Extracted text ▸
The present invention relates to a speech recognition apparatus for recognizing input speech and its method, and a program.
The conventional implementation of the speech recognition technique is typically conducted by creating a program. In recent years, however, implementation of the speech recognition technique is conducted by using a hypertext document such as VoiceXML. As described in Japanese Patent Applications Laid-Open No. 2001-166915 and No. 10-154063 in the VoiceXML, only speech is basically used as input and output means (strictly speaking, DTMF or the like is used). However, it is also contrived to use a hypertext document not only for speech inputting and outputting but also for description of a UI using GUI as well.
In such a scheme, a markup language such as HTML is used for description of GUI, and in addition, some tags corresponding to the speech input and speech output are added in order to make possible speech inputting and outputting.
On the other hand, in the so-called multi-modal user interface using GUI with the speech inputting and outputting, it becomes necessary to describe how modalities, such as speech inputting using speech recognition, speech outputting using speech synthesis, inputting from the user using GUI, and presentation of information using graphics, are linked. For example, in Japanese Patent Application Laid-Open No. 2001-042890, there is disclosed a method in which a button is associated with an input column and a speech input and depression of the button causes the associated input column to be selected and a speech recognition result to be input into the column.
In an apparatus according to Japanese Patent Application Laid-Open No. 2001-042890, however, selection of any one item with a button can cause speech to be input into an input column associated therewith. It has a feature that in speech recognition not only words but also free speech such as a sentence can be input. For example, if one utterance “From Tokyo to Osaka, one adult” is conducted in a ticket sales system using the multi-modal user interface, then four pieces of information in the one utterance, i.e., a departure station, a destination station, a kind of a ticket, and the number of tickets can be input in a lump.
Furthermore, it is also possible to utter them separately and input them. When it is attempted to associate such a continuous input with an input column of GUI, association having a degree of freedom becomes necessary. For example, it is necessary that one utterance is not limited to one input column, but it fills a plurality of input columns simultaneously. The above described proposal cannot cope with such an input method.
The present invention has been made in order to solve the above described problem. An object of the present invention is to provide a speech recognition apparatus capable of implementing speech inputting having a degree of freedom and its method, and a program.
A speech recognition apparatus according to the present invention achieving the object has a following configuration including:
Hereafter, preferred embodiments of the present invention will be described in detail with reference to the drawings.
First Embodiment
The speech recognition system can conduct data communication via a network such as a public line, a radio LAN, or the like, and includes standard components (such as a CPU, a RAM, a ROM, a hard disk, an external storage device, a network interface, a display, a keyboard, and a mouse), which are mounted on a general purpose computer and a mobile terminal. Furthermore, various functions implemented in the speech recognition system described hereafter may be implemented by a program stored in the ROM or the external storage device in the system and executed by the CPU, or may be implemented by dedicated hardware.
First at step S100, document data 100 is read by using a document reading section 101. Document data is a hypertext document formed of descriptions of a description language such as the markup language. The document data contains descriptions that represent a GUI design, operation of speech recognition and synthesis, a location of a speech recognition grammar (storage location), and text data of a display subject/speech output subject.

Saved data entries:
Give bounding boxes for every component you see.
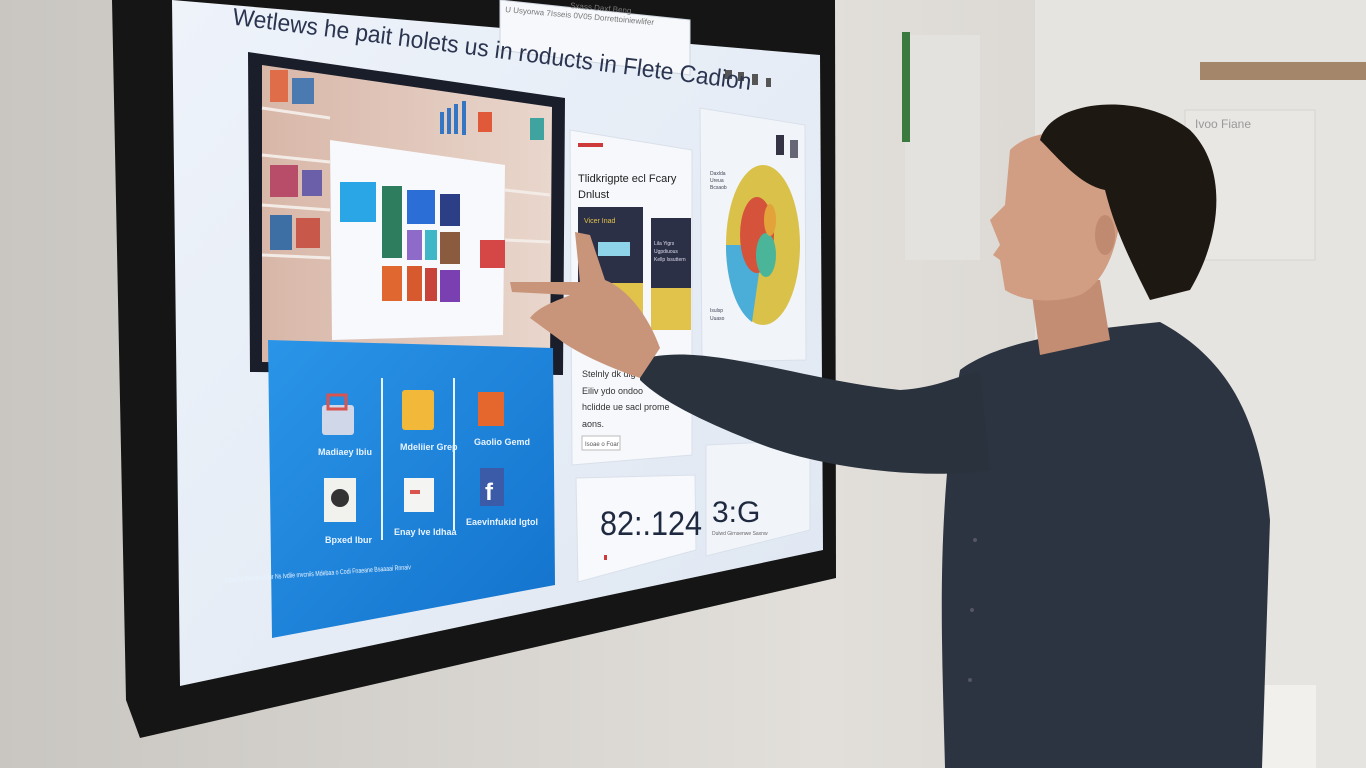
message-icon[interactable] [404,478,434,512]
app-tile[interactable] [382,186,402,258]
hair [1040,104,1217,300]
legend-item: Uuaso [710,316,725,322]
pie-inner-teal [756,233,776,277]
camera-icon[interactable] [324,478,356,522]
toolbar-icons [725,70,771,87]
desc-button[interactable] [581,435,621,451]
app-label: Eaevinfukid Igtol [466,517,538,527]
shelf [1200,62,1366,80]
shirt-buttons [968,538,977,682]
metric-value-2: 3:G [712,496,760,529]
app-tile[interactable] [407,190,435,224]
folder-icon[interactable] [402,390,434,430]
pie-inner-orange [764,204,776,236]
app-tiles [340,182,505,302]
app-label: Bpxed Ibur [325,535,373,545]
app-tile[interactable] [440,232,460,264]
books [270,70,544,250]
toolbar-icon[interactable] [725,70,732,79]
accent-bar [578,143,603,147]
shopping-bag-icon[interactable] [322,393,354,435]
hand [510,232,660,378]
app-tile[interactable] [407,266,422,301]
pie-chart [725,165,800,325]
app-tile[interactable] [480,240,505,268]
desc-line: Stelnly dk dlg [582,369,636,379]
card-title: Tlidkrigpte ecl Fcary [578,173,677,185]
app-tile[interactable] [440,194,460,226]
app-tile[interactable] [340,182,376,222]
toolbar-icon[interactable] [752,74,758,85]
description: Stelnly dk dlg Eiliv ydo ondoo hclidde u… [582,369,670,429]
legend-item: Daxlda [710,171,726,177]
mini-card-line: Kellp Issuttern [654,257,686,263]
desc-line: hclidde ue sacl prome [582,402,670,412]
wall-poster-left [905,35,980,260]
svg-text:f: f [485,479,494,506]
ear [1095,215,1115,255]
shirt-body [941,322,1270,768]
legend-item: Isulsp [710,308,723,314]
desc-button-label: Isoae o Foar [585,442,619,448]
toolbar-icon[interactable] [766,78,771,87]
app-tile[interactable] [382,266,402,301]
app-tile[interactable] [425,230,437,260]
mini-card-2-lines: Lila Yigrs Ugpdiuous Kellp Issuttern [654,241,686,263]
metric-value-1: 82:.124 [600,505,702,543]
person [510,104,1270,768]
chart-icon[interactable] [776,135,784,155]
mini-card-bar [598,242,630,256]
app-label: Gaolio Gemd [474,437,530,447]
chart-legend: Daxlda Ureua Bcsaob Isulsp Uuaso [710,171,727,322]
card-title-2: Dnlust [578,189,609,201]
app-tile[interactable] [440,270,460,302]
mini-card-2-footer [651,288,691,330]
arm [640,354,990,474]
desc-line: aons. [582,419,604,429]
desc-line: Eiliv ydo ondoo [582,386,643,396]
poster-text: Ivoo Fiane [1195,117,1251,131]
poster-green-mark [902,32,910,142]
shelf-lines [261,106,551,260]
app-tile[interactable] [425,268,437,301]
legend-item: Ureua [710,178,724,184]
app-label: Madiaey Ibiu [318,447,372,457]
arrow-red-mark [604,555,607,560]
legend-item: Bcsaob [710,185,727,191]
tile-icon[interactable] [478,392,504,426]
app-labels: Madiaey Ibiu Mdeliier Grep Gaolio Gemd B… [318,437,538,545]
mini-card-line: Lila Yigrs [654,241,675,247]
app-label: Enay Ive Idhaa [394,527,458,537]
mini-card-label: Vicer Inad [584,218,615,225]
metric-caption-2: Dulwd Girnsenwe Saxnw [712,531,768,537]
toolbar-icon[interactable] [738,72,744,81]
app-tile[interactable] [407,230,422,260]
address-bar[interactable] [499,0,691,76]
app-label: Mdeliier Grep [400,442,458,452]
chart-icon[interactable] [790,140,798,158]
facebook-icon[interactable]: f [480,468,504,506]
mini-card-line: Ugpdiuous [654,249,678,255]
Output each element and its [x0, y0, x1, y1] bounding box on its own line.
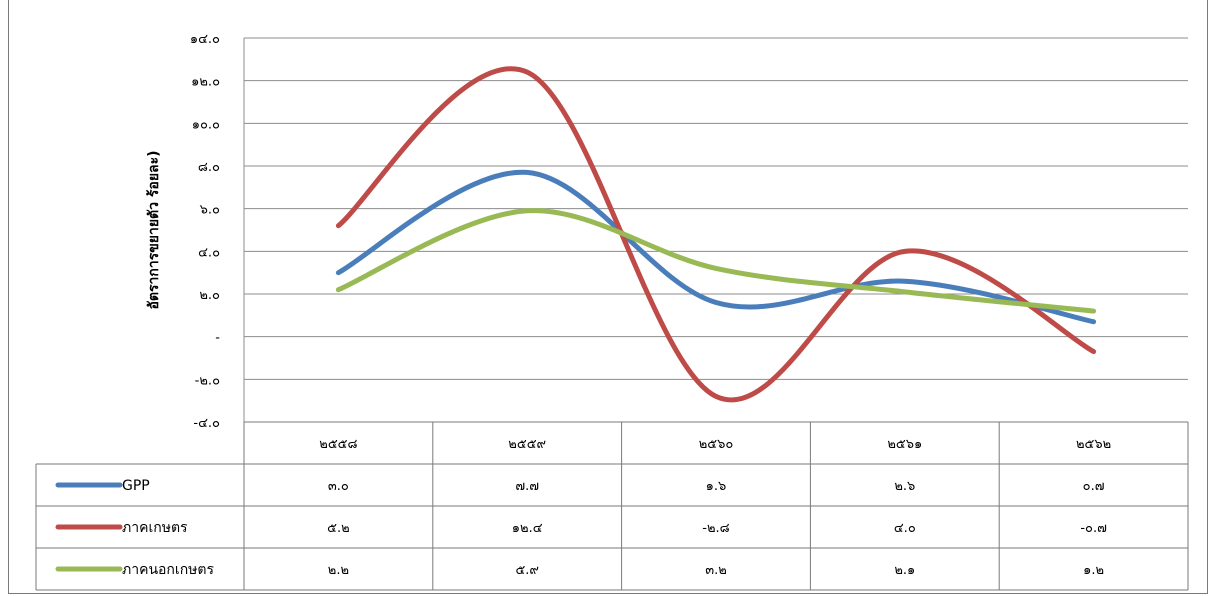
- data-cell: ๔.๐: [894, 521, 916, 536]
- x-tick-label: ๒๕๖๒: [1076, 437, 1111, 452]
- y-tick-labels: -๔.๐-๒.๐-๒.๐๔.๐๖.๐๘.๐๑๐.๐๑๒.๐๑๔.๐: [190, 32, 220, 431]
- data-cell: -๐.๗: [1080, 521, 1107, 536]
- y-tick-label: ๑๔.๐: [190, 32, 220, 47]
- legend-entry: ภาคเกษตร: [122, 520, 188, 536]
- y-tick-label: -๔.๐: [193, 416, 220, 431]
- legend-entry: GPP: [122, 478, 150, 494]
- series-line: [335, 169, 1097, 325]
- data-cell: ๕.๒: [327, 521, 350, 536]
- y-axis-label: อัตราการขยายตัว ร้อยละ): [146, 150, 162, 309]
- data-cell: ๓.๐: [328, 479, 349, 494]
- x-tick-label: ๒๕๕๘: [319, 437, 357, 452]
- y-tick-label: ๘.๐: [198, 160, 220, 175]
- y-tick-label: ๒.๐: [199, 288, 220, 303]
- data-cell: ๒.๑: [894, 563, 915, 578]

To do ▸
1: Using the patent text on speech recognition, decide whether each statement agrees with it, answering yes or no and quoting the words that decide it: (a) in VoiceXML, speech is basically the only means of input and output; (b) the proposal of Japanese Patent Application Laid-Open No. 2001-042890 lets one utterance fill several input columns at once; (c) the functions of the speech recognition system can only be implemented by dedicated hardware.
2: Reproduce the patent text on speech recognition word for word between "The present invention has" and "freedom and its method, and a program.", inclusive.
3: Resume the patent text on speech recognition after its last sentence.
The listing is not needed.

The results ▸
1:
(a) Yes: "only speech is basically used as input and output means"
(b) No: "The above described proposal cannot cope with such an input method."
(c) No: "may be implemented by a program stored in the ROM or the external storage device in the system and executed by the CPU, or may be implemented by dedicated hardware"

2:
The present invention has been made in order to solve the above described problem. An object of the present invention is to provide a speech recognition apparatus capable of implementing speech inputting having a degree of freedom and its method, and a program.

3:
Subsequently, at step S101, an analysis of the read document data 100 is effected by using a document analysis section 102. At this step, an analysis of the markup language in the document data 100 is effected, and an analysis as to what structure the document data 100 has is effected.
An example of the document data 100 to be analyzed is shown in
“Input” tags 402 and 403 shown in
At step S102, a control section 109 derives correspondence relations between input columns and grammars on the basis of the analysis result of the document analysis section 102. In the first embodiment, grammar “http://temp/long.grm#keiro” corresponds to a “form” having a name “keiro”, grammar “http://temp/station.grm#station” corresponds to an “input” having a name “departure”, and grammar “http://temp/station.grm#station” corresponds to an “input” having a name “destination”. These correspondence relations are held in a grammar/input column correspondence holding section 130 in a storage device 103 in, for example, a form shown in
At step S103, grammar data 110 is read by the document reading section 101 and stored in a storage device 103. The grammar data 110 thus read are all grammars described in the document data 100. In the first embodiment, in the tags 401, 402 and 403 shown in
At step S104, an image based upon the analysis result of the document analysis section 102 is displayed in a display section/input section 104. A display example at this time is shown in
At step S105, a speech input order from the user is in standby state. The speech input order from the user is given by the display section/input section 104. As for the speech input order, for example, an input order for indicating whether the input is an input to an input element, such as the frame 501, the input column 502, or the input column 503 in
For example, in the case where it is desired to select the frame 501, a part thereof should be pressed with a pointing device. In the case where it is desired to select the input column 502 or 503, a part thereof should be depressed with the pointing device. If an input order is given from the user as heretofore described, the processing proceeds to step S106.
At the step S106, a grammar corresponding to the column selected by the input order is activated. “An activation of grammar” means that the grammar is made usable (made valid) in a speech recognition section 106. The correspondence relation between the selected column and the grammar is acquired in accordance with a correspondence relation held in the grammar/input column correspondence holding section 130.
For example, in the case where the frame 501 is selected by the user, a grammar “long.grm” becomes active. Furthermore, in the same way, in the case where the input column 502 has been selected, the grammar “station.grm” becomes active. Also in the case where the input column 503 has been selected, the grammar “station.grm” becomes active. A description example of the grammar “long.grm” is shown in
In the grammar “long.grm” of
At step S107, the speech recognition section 106 conducts speech recognition on speech input by the user with the microphone 105, by using the active grammar.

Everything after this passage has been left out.